* **GOAL OF THE EXERCISE**
Convert every row below into a numbered list, omitting any blank lines.

* **RECORDS FOR THIS TASK**

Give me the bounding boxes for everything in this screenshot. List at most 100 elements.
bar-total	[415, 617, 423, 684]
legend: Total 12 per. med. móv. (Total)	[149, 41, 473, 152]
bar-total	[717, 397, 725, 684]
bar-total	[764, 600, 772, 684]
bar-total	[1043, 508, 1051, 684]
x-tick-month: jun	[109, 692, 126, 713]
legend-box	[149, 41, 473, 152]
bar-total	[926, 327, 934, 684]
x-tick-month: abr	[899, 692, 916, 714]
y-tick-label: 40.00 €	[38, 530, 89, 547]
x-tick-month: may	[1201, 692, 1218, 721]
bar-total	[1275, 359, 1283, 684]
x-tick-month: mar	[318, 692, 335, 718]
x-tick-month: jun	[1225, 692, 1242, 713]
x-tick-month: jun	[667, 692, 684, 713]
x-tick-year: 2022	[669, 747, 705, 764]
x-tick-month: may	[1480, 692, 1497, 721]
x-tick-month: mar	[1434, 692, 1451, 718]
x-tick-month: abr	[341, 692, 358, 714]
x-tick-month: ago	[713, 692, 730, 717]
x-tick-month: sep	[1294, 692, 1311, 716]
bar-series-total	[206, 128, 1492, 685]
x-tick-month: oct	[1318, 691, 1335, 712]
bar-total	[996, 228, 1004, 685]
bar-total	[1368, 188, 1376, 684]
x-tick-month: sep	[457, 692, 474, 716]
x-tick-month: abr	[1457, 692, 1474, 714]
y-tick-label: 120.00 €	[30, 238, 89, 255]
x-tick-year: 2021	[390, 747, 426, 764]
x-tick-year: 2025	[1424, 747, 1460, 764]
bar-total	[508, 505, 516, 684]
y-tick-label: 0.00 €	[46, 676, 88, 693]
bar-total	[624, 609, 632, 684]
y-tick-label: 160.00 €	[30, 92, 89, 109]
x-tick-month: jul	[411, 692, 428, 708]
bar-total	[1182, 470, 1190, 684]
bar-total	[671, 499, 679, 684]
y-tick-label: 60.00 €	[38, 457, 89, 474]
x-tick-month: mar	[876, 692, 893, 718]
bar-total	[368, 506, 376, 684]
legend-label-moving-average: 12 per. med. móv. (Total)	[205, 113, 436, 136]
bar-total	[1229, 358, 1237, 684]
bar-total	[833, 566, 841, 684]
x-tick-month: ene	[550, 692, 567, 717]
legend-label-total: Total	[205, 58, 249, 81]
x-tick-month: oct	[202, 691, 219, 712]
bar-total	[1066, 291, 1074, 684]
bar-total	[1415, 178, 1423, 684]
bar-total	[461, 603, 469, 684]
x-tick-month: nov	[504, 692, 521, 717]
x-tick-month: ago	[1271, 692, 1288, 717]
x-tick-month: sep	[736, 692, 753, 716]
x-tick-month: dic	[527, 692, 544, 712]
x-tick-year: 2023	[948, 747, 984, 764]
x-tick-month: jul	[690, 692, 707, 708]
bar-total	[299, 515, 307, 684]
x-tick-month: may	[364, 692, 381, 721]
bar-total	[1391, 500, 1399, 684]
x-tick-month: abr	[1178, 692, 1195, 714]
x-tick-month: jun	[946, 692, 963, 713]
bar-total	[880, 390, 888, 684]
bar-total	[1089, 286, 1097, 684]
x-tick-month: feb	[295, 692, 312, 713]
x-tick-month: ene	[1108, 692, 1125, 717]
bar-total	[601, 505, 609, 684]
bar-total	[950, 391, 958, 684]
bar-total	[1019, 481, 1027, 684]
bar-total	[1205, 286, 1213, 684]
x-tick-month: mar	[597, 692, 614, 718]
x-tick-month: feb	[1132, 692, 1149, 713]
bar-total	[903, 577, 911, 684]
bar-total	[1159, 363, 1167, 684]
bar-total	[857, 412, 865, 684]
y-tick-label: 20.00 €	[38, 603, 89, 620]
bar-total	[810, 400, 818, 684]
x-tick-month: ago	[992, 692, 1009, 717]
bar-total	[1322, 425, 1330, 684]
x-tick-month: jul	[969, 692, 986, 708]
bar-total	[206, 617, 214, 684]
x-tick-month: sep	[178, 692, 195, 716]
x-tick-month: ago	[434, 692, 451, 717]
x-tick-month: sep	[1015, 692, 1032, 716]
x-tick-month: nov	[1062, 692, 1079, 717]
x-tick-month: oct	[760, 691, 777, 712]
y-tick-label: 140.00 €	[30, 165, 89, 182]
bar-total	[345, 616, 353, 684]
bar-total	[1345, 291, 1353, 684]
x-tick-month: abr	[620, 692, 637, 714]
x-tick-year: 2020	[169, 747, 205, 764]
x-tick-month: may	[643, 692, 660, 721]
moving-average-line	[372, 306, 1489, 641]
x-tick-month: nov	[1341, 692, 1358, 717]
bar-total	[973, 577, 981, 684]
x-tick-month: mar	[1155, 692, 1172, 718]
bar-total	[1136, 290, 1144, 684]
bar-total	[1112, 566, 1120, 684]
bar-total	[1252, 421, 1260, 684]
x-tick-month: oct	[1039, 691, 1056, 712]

* **EXERCISE RESULT**
1. Give me the bounding boxes for everything in this screenshot. List at most 100 elements.
2. bar-total	[415, 617, 423, 684]
3. legend: Total 12 per. med. móv. (Total)	[149, 41, 473, 152]
4. bar-total	[717, 397, 725, 684]
5. bar-total	[764, 600, 772, 684]
6. bar-total	[1043, 508, 1051, 684]
7. x-tick-month: jun	[109, 692, 126, 713]
8. legend-box	[149, 41, 473, 152]
9. bar-total	[926, 327, 934, 684]
10. x-tick-month: abr	[899, 692, 916, 714]
11. y-tick-label: 40.00 €	[38, 530, 89, 547]
12. x-tick-month: may	[1201, 692, 1218, 721]
13. bar-total	[1275, 359, 1283, 684]
14. x-tick-month: mar	[318, 692, 335, 718]
15. x-tick-month: jun	[1225, 692, 1242, 713]
16. x-tick-month: jun	[667, 692, 684, 713]
17. x-tick-year: 2022	[669, 747, 705, 764]
18. x-tick-month: may	[1480, 692, 1497, 721]
19. x-tick-month: mar	[1434, 692, 1451, 718]
20. x-tick-month: abr	[341, 692, 358, 714]
21. x-tick-month: ago	[713, 692, 730, 717]
22. x-tick-month: sep	[1294, 692, 1311, 716]
23. bar-series-total	[206, 128, 1492, 685]
24. x-tick-month: oct	[1318, 691, 1335, 712]
25. bar-total	[996, 228, 1004, 685]
26. bar-total	[1368, 188, 1376, 684]
27. x-tick-month: sep	[457, 692, 474, 716]
28. x-tick-month: abr	[1457, 692, 1474, 714]
29. y-tick-label: 120.00 €	[30, 238, 89, 255]
30. x-tick-year: 2021	[390, 747, 426, 764]
31. x-tick-year: 2025	[1424, 747, 1460, 764]
32. bar-total	[508, 505, 516, 684]
33. y-tick-label: 0.00 €	[46, 676, 88, 693]
34. bar-total	[624, 609, 632, 684]
35. y-tick-label: 160.00 €	[30, 92, 89, 109]
36. x-tick-month: jul	[411, 692, 428, 708]
37. bar-total	[1182, 470, 1190, 684]
38. bar-total	[671, 499, 679, 684]
39. y-tick-label: 60.00 €	[38, 457, 89, 474]
40. x-tick-month: mar	[876, 692, 893, 718]
41. bar-total	[368, 506, 376, 684]
42. legend-label-moving-average: 12 per. med. móv. (Total)	[205, 113, 436, 136]
43. bar-total	[1229, 358, 1237, 684]
44. bar-total	[833, 566, 841, 684]
45. x-tick-month: ene	[550, 692, 567, 717]
46. legend-label-total: Total	[205, 58, 249, 81]
47. x-tick-month: oct	[202, 691, 219, 712]
48. bar-total	[1066, 291, 1074, 684]
49. bar-total	[1415, 178, 1423, 684]
50. bar-total	[461, 603, 469, 684]
51. x-tick-month: nov	[504, 692, 521, 717]
52. x-tick-month: ago	[1271, 692, 1288, 717]
53. x-tick-month: sep	[736, 692, 753, 716]
54. x-tick-month: dic	[527, 692, 544, 712]
55. x-tick-year: 2023	[948, 747, 984, 764]
56. x-tick-month: jul	[690, 692, 707, 708]
57. bar-total	[299, 515, 307, 684]
58. x-tick-month: may	[364, 692, 381, 721]
59. bar-total	[1391, 500, 1399, 684]
60. x-tick-month: abr	[1178, 692, 1195, 714]
61. x-tick-month: jun	[946, 692, 963, 713]
62. bar-total	[880, 390, 888, 684]
63. bar-total	[1089, 286, 1097, 684]
64. x-tick-month: feb	[295, 692, 312, 713]
65. x-tick-month: ene	[1108, 692, 1125, 717]
66. bar-total	[601, 505, 609, 684]
67. bar-total	[950, 391, 958, 684]
68. bar-total	[1019, 481, 1027, 684]
69. bar-total	[1205, 286, 1213, 684]
70. x-tick-month: mar	[597, 692, 614, 718]
71. x-tick-month: feb	[1132, 692, 1149, 713]
72. bar-total	[903, 577, 911, 684]
73. bar-total	[1159, 363, 1167, 684]
74. bar-total	[857, 412, 865, 684]
75. y-tick-label: 20.00 €	[38, 603, 89, 620]
76. bar-total	[810, 400, 818, 684]
77. x-tick-month: ago	[992, 692, 1009, 717]
78. bar-total	[1322, 425, 1330, 684]
79. x-tick-month: jul	[969, 692, 986, 708]
80. bar-total	[206, 617, 214, 684]
81. x-tick-month: sep	[178, 692, 195, 716]
82. x-tick-month: ago	[434, 692, 451, 717]
83. x-tick-month: sep	[1015, 692, 1032, 716]
84. x-tick-month: nov	[1062, 692, 1079, 717]
85. x-tick-month: oct	[760, 691, 777, 712]
86. y-tick-label: 140.00 €	[30, 165, 89, 182]
87. bar-total	[345, 616, 353, 684]
88. bar-total	[1345, 291, 1353, 684]
89. x-tick-month: abr	[620, 692, 637, 714]
90. x-tick-year: 2020	[169, 747, 205, 764]
91. x-tick-month: may	[643, 692, 660, 721]
92. moving-average-line	[372, 306, 1489, 641]
93. x-tick-month: nov	[1341, 692, 1358, 717]
94. bar-total	[973, 577, 981, 684]
95. x-tick-month: mar	[1155, 692, 1172, 718]
96. bar-total	[1136, 290, 1144, 684]
97. bar-total	[1112, 566, 1120, 684]
98. bar-total	[1252, 421, 1260, 684]
99. x-tick-month: oct	[1039, 691, 1056, 712]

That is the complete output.